### Supplied information ###

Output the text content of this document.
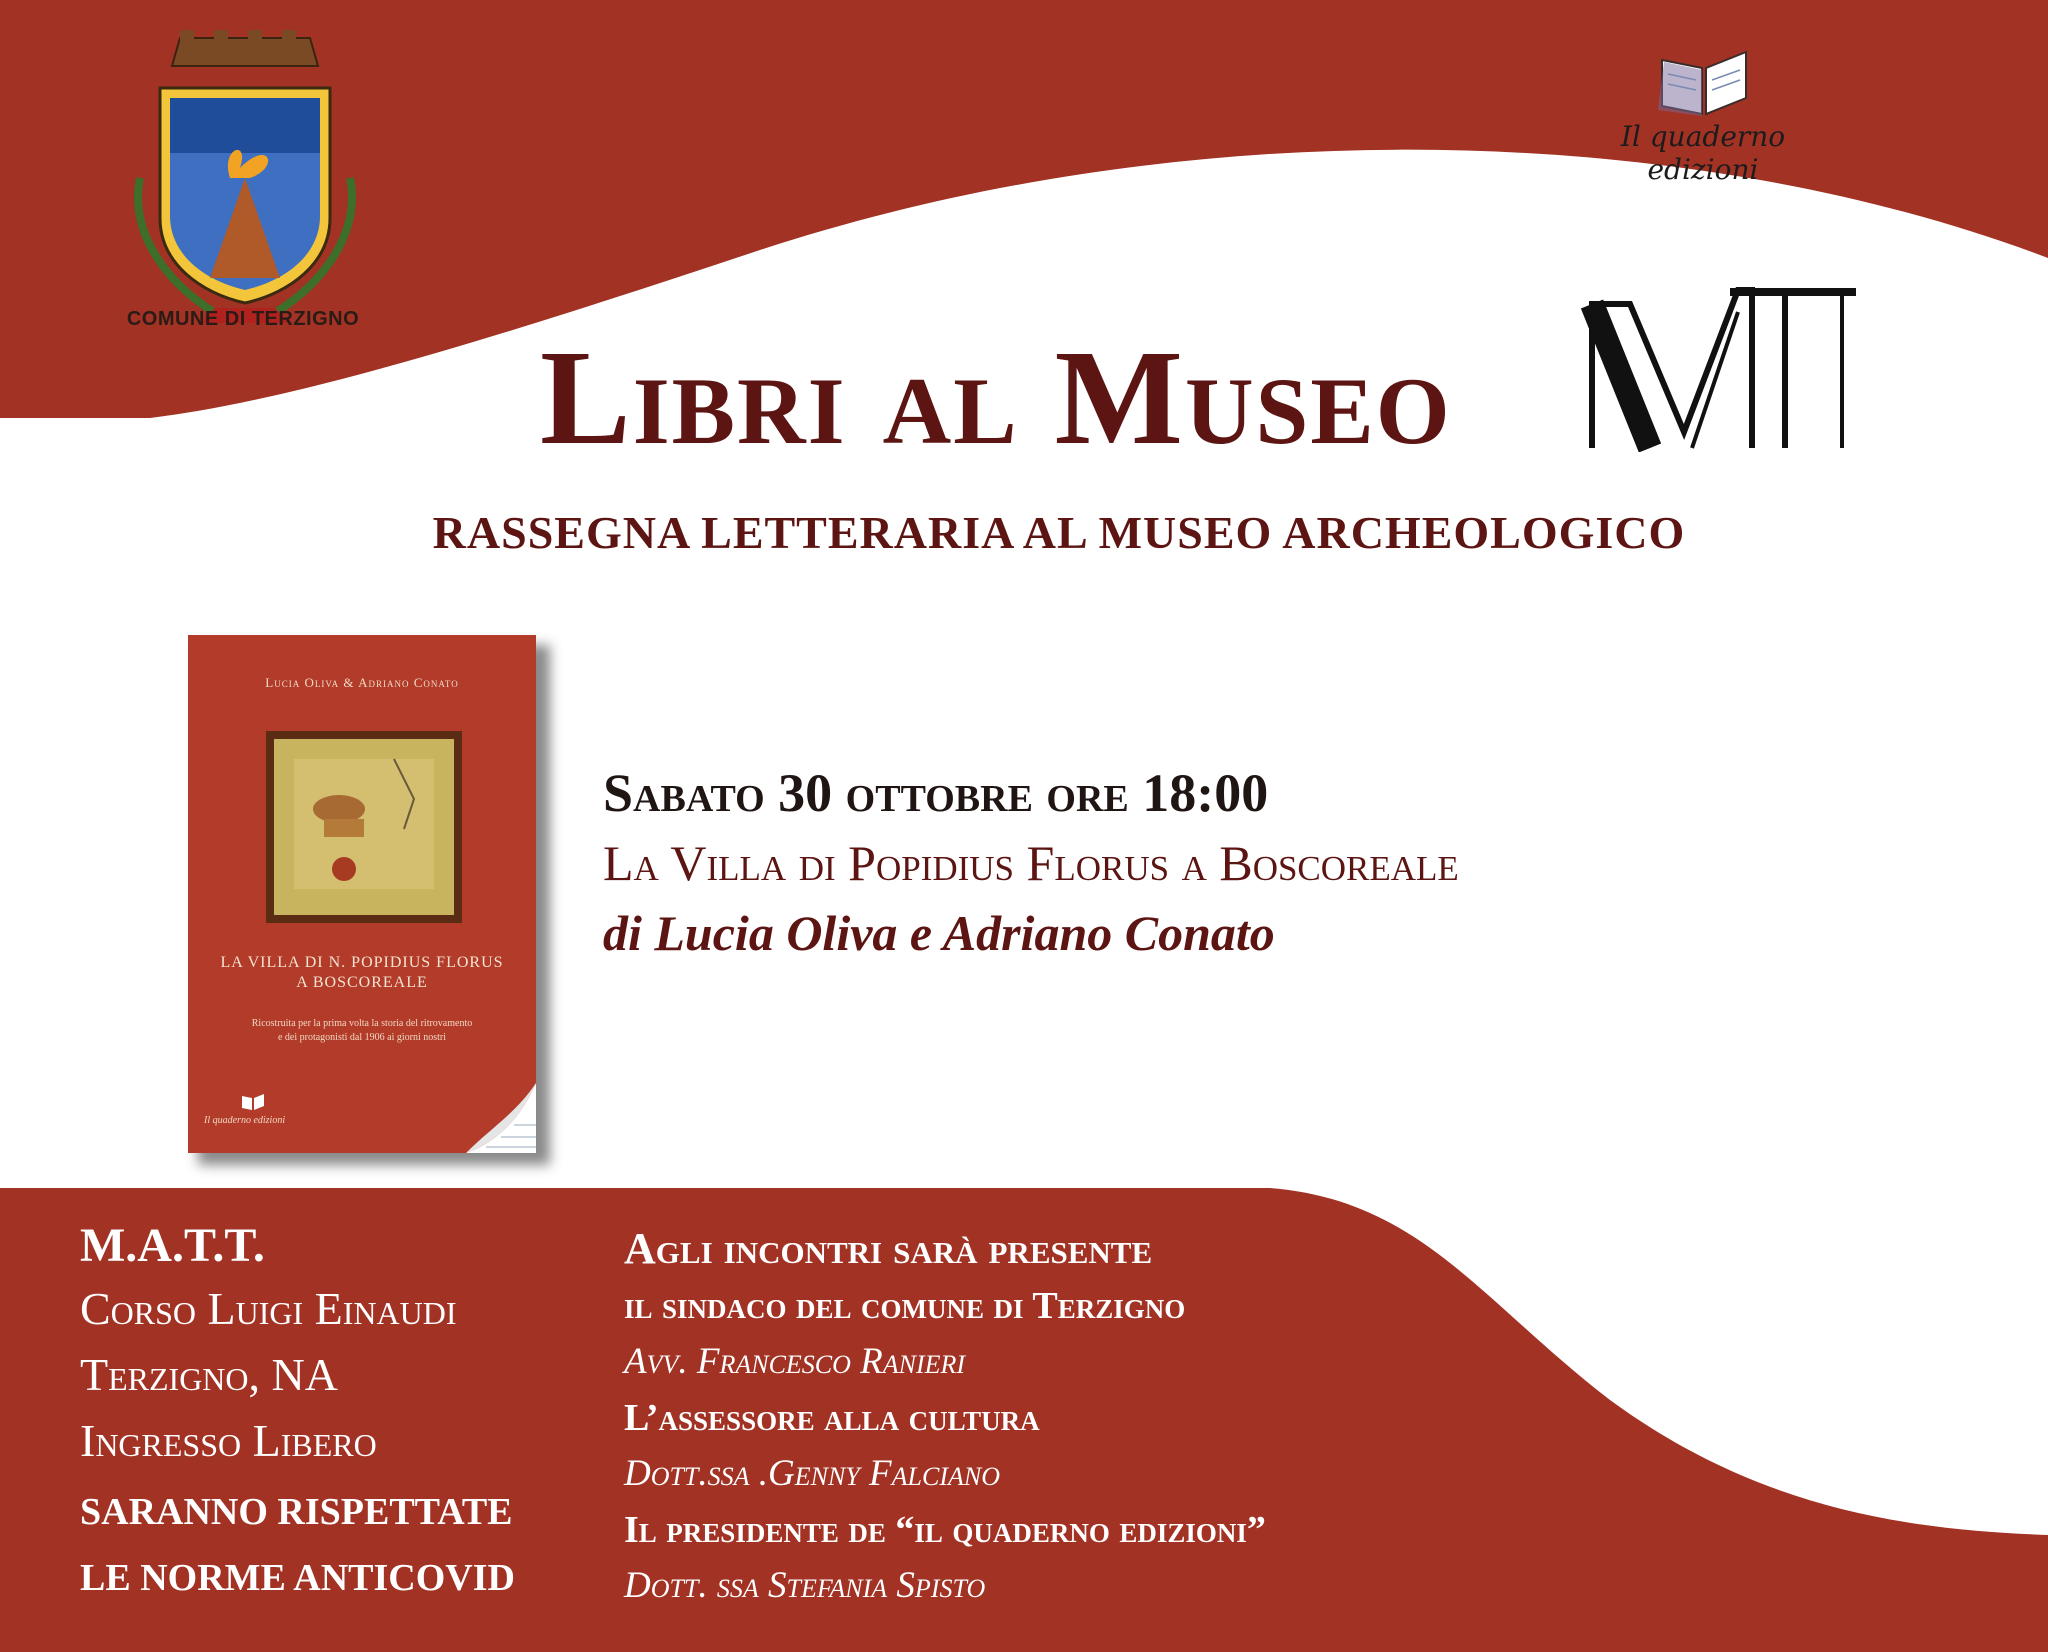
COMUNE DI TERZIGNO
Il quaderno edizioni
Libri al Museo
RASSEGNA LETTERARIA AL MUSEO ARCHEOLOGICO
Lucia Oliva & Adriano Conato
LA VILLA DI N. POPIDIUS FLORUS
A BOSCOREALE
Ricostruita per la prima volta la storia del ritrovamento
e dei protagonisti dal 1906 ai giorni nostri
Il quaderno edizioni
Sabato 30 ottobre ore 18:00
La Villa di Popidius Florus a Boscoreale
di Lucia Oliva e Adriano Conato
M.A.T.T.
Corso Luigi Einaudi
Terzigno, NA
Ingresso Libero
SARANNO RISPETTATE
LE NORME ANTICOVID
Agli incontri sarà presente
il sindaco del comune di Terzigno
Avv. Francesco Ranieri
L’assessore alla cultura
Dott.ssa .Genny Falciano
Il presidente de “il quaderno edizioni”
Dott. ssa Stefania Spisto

###

__What needs to be done__
The records above are to be quoted exactly, with all pictures left out.

__Exercise output__
Output the text content of this document.
COMUNE DI TERZIGNO
Il quaderno edizioni
Libri al Museo
RASSEGNA LETTERARIA AL MUSEO ARCHEOLOGICO
Lucia Oliva & Adriano Conato
LA VILLA DI N. POPIDIUS FLORUS
A BOSCOREALE
Ricostruita per la prima volta la storia del ritrovamento
e dei protagonisti dal 1906 ai giorni nostri
Il quaderno edizioni
Sabato 30 ottobre ore 18:00
La Villa di Popidius Florus a Boscoreale
di Lucia Oliva e Adriano Conato
M.A.T.T.
Corso Luigi Einaudi
Terzigno, NA
Ingresso Libero
SARANNO RISPETTATE
LE NORME ANTICOVID
Agli incontri sarà presente
il sindaco del comune di Terzigno
Avv. Francesco Ranieri
L’assessore alla cultura
Dott.ssa .Genny Falciano
Il presidente de “il quaderno edizioni”
Dott. ssa Stefania Spisto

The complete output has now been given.